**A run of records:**
::::::::::

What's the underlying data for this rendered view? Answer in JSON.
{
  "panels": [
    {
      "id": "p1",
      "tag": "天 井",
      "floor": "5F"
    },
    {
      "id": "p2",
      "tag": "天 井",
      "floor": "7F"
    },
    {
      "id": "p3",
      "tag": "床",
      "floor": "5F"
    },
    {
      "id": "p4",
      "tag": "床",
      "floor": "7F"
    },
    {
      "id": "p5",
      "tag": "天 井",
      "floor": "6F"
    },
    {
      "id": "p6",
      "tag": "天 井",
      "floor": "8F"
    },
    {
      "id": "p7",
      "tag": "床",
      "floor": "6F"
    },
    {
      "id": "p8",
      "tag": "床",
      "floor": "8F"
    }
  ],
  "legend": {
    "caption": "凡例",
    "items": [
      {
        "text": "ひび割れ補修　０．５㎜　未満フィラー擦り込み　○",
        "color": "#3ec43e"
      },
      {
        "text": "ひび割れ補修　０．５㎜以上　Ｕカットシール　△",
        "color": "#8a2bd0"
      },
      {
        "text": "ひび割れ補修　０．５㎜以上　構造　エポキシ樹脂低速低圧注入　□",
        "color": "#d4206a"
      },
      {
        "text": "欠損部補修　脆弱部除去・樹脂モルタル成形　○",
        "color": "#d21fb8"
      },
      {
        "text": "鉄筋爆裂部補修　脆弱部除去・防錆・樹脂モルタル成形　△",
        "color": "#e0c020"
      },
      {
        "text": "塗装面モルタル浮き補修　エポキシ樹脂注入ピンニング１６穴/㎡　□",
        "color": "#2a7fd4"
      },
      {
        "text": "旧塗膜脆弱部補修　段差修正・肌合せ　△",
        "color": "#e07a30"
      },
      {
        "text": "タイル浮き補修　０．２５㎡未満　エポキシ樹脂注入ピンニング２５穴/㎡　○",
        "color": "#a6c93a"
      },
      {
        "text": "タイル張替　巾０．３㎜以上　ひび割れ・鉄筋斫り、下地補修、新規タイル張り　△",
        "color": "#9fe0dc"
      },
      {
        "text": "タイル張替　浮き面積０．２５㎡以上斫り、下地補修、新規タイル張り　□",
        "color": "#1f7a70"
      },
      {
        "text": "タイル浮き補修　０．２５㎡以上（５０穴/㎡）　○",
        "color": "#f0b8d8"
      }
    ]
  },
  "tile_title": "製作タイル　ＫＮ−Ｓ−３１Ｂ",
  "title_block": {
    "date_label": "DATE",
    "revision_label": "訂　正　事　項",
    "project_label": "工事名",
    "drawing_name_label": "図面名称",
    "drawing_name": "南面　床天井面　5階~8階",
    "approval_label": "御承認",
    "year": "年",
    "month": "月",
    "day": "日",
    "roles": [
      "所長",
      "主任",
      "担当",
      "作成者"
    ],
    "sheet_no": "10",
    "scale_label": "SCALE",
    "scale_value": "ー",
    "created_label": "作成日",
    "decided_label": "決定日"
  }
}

::::::::::

**REQUIRED WORK:**
Print every entry exactly as it appears.

**ANSWER TO THE PROBLEM:**
What's the underlying data for this rendered view? Answer in JSON.
{
  "panels": [
    {
      "id": "p1",
      "tag": "天 井",
      "floor": "5F"
    },
    {
      "id": "p2",
      "tag": "天 井",
      "floor": "7F"
    },
    {
      "id": "p3",
      "tag": "床",
      "floor": "5F"
    },
    {
      "id": "p4",
      "tag": "床",
      "floor": "7F"
    },
    {
      "id": "p5",
      "tag": "天 井",
      "floor": "6F"
    },
    {
      "id": "p6",
      "tag": "天 井",
      "floor": "8F"
    },
    {
      "id": "p7",
      "tag": "床",
      "floor": "6F"
    },
    {
      "id": "p8",
      "tag": "床",
      "floor": "8F"
    }
  ],
  "legend": {
    "caption": "凡例",
    "items": [
      {
        "text": "ひび割れ補修　０．５㎜　未満フィラー擦り込み　○",
        "color": "#3ec43e"
      },
      {
        "text": "ひび割れ補修　０．５㎜以上　Ｕカットシール　△",
        "color": "#8a2bd0"
      },
      {
        "text": "ひび割れ補修　０．５㎜以上　構造　エポキシ樹脂低速低圧注入　□",
        "color": "#d4206a"
      },
      {
        "text": "欠損部補修　脆弱部除去・樹脂モルタル成形　○",
        "color": "#d21fb8"
      },
      {
        "text": "鉄筋爆裂部補修　脆弱部除去・防錆・樹脂モルタル成形　△",
        "color": "#e0c020"
      },
      {
        "text": "塗装面モルタル浮き補修　エポキシ樹脂注入ピンニング１６穴/㎡　□",
        "color": "#2a7fd4"
      },
      {
        "text": "旧塗膜脆弱部補修　段差修正・肌合せ　△",
        "color": "#e07a30"
      },
      {
        "text": "タイル浮き補修　０．２５㎡未満　エポキシ樹脂注入ピンニング２５穴/㎡　○",
        "color": "#a6c93a"
      },
      {
        "text": "タイル張替　巾０．３㎜以上　ひび割れ・鉄筋斫り、下地補修、新規タイル張り　△",
        "color": "#9fe0dc"
      },
      {
        "text": "タイル張替　浮き面積０．２５㎡以上斫り、下地補修、新規タイル張り　□",
        "color": "#1f7a70"
      },
      {
        "text": "タイル浮き補修　０．２５㎡以上（５０穴/㎡）　○",
        "color": "#f0b8d8"
      }
    ]
  },
  "tile_title": "製作タイル　ＫＮ−Ｓ−３１Ｂ",
  "title_block": {
    "date_label": "DATE",
    "revision_label": "訂　正　事　項",
    "project_label": "工事名",
    "drawing_name_label": "図面名称",
    "drawing_name": "南面　床天井面　5階~8階",
    "approval_label": "御承認",
    "year": "年",
    "month": "月",
    "day": "日",
    "roles": [
      "所長",
      "主任",
      "担当",
      "作成者"
    ],
    "sheet_no": "10",
    "scale_label": "SCALE",
    "scale_value": "ー",
    "created_label": "作成日",
    "decided_label": "決定日"
  }
}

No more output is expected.